SHORT TASK
Every entry needs to be reproduced exactly.

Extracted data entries
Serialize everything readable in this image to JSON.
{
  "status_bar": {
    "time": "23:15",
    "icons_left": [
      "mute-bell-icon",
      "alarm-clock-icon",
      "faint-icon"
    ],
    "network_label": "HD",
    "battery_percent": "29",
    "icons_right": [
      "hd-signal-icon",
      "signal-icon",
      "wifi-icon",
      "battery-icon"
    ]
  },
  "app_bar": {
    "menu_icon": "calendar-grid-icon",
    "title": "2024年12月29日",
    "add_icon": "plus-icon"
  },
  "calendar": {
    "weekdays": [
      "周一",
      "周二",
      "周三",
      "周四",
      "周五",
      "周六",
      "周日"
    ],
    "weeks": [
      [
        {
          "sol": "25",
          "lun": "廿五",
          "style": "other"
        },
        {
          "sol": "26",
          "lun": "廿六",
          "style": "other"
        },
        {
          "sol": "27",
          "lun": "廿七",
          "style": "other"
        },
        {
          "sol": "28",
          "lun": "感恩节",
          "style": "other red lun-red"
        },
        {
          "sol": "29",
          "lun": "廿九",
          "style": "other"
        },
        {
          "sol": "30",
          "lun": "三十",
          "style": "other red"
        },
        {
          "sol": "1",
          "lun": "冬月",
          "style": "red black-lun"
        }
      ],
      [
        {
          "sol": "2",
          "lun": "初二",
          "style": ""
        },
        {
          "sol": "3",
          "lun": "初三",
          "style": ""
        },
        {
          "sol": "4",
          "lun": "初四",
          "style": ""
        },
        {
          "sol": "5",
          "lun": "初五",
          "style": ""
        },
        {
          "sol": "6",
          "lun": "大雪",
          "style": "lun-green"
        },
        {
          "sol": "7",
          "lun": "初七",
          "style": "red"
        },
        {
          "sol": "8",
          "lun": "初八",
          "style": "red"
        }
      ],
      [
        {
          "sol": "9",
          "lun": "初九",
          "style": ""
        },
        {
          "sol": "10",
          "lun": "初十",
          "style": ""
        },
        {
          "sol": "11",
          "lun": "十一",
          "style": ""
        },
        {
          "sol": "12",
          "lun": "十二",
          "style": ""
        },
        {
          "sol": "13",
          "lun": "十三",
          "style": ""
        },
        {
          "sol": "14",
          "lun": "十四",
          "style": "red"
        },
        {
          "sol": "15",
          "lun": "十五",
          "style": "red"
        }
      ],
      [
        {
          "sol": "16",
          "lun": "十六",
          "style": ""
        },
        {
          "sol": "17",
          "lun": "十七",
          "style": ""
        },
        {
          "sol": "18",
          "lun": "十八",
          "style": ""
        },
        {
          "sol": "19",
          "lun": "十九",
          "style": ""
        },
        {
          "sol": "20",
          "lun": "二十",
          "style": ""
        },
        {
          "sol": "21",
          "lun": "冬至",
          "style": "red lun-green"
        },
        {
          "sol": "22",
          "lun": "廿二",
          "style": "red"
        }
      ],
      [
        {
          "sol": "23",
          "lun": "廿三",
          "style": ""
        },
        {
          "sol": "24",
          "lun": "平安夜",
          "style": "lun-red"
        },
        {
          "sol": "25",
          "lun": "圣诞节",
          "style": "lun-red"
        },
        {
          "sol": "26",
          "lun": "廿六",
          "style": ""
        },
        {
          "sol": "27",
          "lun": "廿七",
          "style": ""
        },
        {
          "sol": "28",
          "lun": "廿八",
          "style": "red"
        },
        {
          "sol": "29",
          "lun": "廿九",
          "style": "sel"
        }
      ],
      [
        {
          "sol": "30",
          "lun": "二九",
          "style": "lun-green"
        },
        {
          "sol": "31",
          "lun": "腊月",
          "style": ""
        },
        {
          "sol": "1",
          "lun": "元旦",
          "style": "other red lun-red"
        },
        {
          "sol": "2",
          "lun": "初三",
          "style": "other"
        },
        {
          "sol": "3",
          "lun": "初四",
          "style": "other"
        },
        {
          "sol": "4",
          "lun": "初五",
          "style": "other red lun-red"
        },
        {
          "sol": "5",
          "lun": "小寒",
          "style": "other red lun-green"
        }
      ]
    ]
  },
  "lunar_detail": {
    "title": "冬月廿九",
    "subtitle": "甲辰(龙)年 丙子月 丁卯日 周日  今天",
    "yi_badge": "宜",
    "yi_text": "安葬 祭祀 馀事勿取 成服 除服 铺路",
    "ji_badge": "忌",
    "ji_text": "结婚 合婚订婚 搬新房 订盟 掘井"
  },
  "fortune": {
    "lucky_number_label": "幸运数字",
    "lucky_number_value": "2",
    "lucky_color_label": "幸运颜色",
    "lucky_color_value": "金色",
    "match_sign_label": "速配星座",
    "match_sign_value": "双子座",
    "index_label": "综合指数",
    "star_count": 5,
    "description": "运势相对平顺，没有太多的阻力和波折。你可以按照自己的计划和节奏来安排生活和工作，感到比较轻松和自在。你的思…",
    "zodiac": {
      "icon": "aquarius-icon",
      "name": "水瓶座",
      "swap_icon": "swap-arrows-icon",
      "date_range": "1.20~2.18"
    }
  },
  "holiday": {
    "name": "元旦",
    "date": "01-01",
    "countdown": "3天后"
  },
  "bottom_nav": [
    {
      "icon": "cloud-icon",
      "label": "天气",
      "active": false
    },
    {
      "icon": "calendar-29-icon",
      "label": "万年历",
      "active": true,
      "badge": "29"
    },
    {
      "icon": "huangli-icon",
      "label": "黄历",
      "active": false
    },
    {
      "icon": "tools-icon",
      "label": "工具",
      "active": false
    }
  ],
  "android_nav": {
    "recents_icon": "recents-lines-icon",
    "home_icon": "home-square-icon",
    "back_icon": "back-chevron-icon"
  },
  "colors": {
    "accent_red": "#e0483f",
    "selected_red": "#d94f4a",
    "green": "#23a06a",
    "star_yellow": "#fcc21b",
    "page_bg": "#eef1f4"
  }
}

EXPECTED ANSWER
Serialize everything readable in this image to JSON.
{
  "status_bar": {
    "time": "23:15",
    "icons_left": [
      "mute-bell-icon",
      "alarm-clock-icon",
      "faint-icon"
    ],
    "network_label": "HD",
    "battery_percent": "29",
    "icons_right": [
      "hd-signal-icon",
      "signal-icon",
      "wifi-icon",
      "battery-icon"
    ]
  },
  "app_bar": {
    "menu_icon": "calendar-grid-icon",
    "title": "2024年12月29日",
    "add_icon": "plus-icon"
  },
  "calendar": {
    "weekdays": [
      "周一",
      "周二",
      "周三",
      "周四",
      "周五",
      "周六",
      "周日"
    ],
    "weeks": [
      [
        {
          "sol": "25",
          "lun": "廿五",
          "style": "other"
        },
        {
          "sol": "26",
          "lun": "廿六",
          "style": "other"
        },
        {
          "sol": "27",
          "lun": "廿七",
          "style": "other"
        },
        {
          "sol": "28",
          "lun": "感恩节",
          "style": "other red lun-red"
        },
        {
          "sol": "29",
          "lun": "廿九",
          "style": "other"
        },
        {
          "sol": "30",
          "lun": "三十",
          "style": "other red"
        },
        {
          "sol": "1",
          "lun": "冬月",
          "style": "red black-lun"
        }
      ],
      [
        {
          "sol": "2",
          "lun": "初二",
          "style": ""
        },
        {
          "sol": "3",
          "lun": "初三",
          "style": ""
        },
        {
          "sol": "4",
          "lun": "初四",
          "style": ""
        },
        {
          "sol": "5",
          "lun": "初五",
          "style": ""
        },
        {
          "sol": "6",
          "lun": "大雪",
          "style": "lun-green"
        },
        {
          "sol": "7",
          "lun": "初七",
          "style": "red"
        },
        {
          "sol": "8",
          "lun": "初八",
          "style": "red"
        }
      ],
      [
        {
          "sol": "9",
          "lun": "初九",
          "style": ""
        },
        {
          "sol": "10",
          "lun": "初十",
          "style": ""
        },
        {
          "sol": "11",
          "lun": "十一",
          "style": ""
        },
        {
          "sol": "12",
          "lun": "十二",
          "style": ""
        },
        {
          "sol": "13",
          "lun": "十三",
          "style": ""
        },
        {
          "sol": "14",
          "lun": "十四",
          "style": "red"
        },
        {
          "sol": "15",
          "lun": "十五",
          "style": "red"
        }
      ],
      [
        {
          "sol": "16",
          "lun": "十六",
          "style": ""
        },
        {
          "sol": "17",
          "lun": "十七",
          "style": ""
        },
        {
          "sol": "18",
          "lun": "十八",
          "style": ""
        },
        {
          "sol": "19",
          "lun": "十九",
          "style": ""
        },
        {
          "sol": "20",
          "lun": "二十",
          "style": ""
        },
        {
          "sol": "21",
          "lun": "冬至",
          "style": "red lun-green"
        },
        {
          "sol": "22",
          "lun": "廿二",
          "style": "red"
        }
      ],
      [
        {
          "sol": "23",
          "lun": "廿三",
          "style": ""
        },
        {
          "sol": "24",
          "lun": "平安夜",
          "style": "lun-red"
        },
        {
          "sol": "25",
          "lun": "圣诞节",
          "style": "lun-red"
        },
        {
          "sol": "26",
          "lun": "廿六",
          "style": ""
        },
        {
          "sol": "27",
          "lun": "廿七",
          "style": ""
        },
        {
          "sol": "28",
          "lun": "廿八",
          "style": "red"
        },
        {
          "sol": "29",
          "lun": "廿九",
          "style": "sel"
        }
      ],
      [
        {
          "sol": "30",
          "lun": "二九",
          "style": "lun-green"
        },
        {
          "sol": "31",
          "lun": "腊月",
          "style": ""
        },
        {
          "sol": "1",
          "lun": "元旦",
          "style": "other red lun-red"
        },
        {
          "sol": "2",
          "lun": "初三",
          "style": "other"
        },
        {
          "sol": "3",
          "lun": "初四",
          "style": "other"
        },
        {
          "sol": "4",
          "lun": "初五",
          "style": "other red lun-red"
        },
        {
          "sol": "5",
          "lun": "小寒",
          "style": "other red lun-green"
        }
      ]
    ]
  },
  "lunar_detail": {
    "title": "冬月廿九",
    "subtitle": "甲辰(龙)年 丙子月 丁卯日 周日  今天",
    "yi_badge": "宜",
    "yi_text": "安葬 祭祀 馀事勿取 成服 除服 铺路",
    "ji_badge": "忌",
    "ji_text": "结婚 合婚订婚 搬新房 订盟 掘井"
  },
  "fortune": {
    "lucky_number_label": "幸运数字",
    "lucky_number_value": "2",
    "lucky_color_label": "幸运颜色",
    "lucky_color_value": "金色",
    "match_sign_label": "速配星座",
    "match_sign_value": "双子座",
    "index_label": "综合指数",
    "star_count": 5,
    "description": "运势相对平顺，没有太多的阻力和波折。你可以按照自己的计划和节奏来安排生活和工作，感到比较轻松和自在。你的思…",
    "zodiac": {
      "icon": "aquarius-icon",
      "name": "水瓶座",
      "swap_icon": "swap-arrows-icon",
      "date_range": "1.20~2.18"
    }
  },
  "holiday": {
    "name": "元旦",
    "date": "01-01",
    "countdown": "3天后"
  },
  "bottom_nav": [
    {
      "icon": "cloud-icon",
      "label": "天气",
      "active": false
    },
    {
      "icon": "calendar-29-icon",
      "label": "万年历",
      "active": true,
      "badge": "29"
    },
    {
      "icon": "huangli-icon",
      "label": "黄历",
      "active": false
    },
    {
      "icon": "tools-icon",
      "label": "工具",
      "active": false
    }
  ],
  "android_nav": {
    "recents_icon": "recents-lines-icon",
    "home_icon": "home-square-icon",
    "back_icon": "back-chevron-icon"
  },
  "colors": {
    "accent_red": "#e0483f",
    "selected_red": "#d94f4a",
    "green": "#23a06a",
    "star_yellow": "#fcc21b",
    "page_bg": "#eef1f4"
  }
}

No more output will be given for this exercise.